----- SOURCE MATERIAL -----
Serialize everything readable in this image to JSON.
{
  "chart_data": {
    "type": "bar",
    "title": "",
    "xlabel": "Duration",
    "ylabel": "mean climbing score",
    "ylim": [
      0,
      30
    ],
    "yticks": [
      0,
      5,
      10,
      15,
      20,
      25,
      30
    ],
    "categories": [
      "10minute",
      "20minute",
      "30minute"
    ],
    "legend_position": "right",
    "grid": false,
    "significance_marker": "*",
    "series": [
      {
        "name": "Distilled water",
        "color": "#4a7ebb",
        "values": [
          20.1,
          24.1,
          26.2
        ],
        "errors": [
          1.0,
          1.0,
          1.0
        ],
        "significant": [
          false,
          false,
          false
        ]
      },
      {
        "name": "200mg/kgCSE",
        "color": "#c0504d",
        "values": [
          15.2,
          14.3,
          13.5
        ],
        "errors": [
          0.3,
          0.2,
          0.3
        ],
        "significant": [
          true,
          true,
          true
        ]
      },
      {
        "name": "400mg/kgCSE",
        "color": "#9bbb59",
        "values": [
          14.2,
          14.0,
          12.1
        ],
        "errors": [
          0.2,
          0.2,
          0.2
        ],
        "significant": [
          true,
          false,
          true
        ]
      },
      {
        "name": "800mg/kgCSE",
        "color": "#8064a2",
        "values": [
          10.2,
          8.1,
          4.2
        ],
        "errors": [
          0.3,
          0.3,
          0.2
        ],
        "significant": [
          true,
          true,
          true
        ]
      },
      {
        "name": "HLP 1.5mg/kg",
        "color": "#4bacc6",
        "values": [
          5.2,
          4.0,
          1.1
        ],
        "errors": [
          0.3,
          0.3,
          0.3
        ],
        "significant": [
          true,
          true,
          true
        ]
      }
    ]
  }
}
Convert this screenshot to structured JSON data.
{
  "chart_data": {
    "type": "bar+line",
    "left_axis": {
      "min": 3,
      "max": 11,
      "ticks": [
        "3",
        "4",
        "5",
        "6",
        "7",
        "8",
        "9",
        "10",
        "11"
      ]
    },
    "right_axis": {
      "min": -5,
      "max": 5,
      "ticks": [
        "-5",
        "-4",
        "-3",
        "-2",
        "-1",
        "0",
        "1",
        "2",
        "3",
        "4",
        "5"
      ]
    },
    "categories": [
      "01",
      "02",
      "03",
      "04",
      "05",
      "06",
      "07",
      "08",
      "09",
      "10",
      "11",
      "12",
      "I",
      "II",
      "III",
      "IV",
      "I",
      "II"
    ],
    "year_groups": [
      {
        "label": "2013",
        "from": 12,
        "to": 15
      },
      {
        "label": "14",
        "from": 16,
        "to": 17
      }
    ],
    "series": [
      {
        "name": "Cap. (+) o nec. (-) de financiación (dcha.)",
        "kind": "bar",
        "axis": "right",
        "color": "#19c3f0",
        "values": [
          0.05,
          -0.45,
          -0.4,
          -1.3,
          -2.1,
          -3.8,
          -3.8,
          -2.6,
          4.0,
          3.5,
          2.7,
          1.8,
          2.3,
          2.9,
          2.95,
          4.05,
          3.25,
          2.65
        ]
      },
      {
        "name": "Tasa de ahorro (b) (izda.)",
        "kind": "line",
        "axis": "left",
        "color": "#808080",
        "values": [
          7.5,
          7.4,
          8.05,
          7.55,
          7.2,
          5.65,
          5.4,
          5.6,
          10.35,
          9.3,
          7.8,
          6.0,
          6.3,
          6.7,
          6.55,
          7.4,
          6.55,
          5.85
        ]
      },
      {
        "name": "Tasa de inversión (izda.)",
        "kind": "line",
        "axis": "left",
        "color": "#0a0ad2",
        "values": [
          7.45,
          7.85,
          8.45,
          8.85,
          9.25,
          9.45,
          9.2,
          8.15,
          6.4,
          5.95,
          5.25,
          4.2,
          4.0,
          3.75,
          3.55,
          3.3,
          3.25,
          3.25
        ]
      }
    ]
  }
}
-----
■ EXERCISE DETAILS:
Tally the lines of the records holding the word "Tasa", then give only the resulting number.

■ COMPLETED TASK:
2